GIVEN EXERCISE
Each record below should be repeated precisely as written.

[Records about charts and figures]

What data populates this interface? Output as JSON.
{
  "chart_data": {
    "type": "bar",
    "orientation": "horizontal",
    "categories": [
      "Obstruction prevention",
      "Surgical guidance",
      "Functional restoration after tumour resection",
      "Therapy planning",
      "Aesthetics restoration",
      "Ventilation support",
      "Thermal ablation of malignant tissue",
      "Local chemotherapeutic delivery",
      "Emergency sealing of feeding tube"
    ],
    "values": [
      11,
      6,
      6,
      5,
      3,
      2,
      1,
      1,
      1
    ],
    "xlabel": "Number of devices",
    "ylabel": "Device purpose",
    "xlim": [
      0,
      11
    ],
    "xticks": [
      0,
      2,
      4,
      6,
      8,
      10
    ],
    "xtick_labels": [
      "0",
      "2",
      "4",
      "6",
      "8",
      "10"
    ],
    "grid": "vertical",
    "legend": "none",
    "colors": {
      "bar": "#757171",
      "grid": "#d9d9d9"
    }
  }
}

SOLUTION FOR THIS EXERCISE
What data populates this interface? Output as JSON.
{
  "chart_data": {
    "type": "bar",
    "orientation": "horizontal",
    "categories": [
      "Obstruction prevention",
      "Surgical guidance",
      "Functional restoration after tumour resection",
      "Therapy planning",
      "Aesthetics restoration",
      "Ventilation support",
      "Thermal ablation of malignant tissue",
      "Local chemotherapeutic delivery",
      "Emergency sealing of feeding tube"
    ],
    "values": [
      11,
      6,
      6,
      5,
      3,
      2,
      1,
      1,
      1
    ],
    "xlabel": "Number of devices",
    "ylabel": "Device purpose",
    "xlim": [
      0,
      11
    ],
    "xticks": [
      0,
      2,
      4,
      6,
      8,
      10
    ],
    "xtick_labels": [
      "0",
      "2",
      "4",
      "6",
      "8",
      "10"
    ],
    "grid": "vertical",
    "legend": "none",
    "colors": {
      "bar": "#757171",
      "grid": "#d9d9d9"
    }
  }
}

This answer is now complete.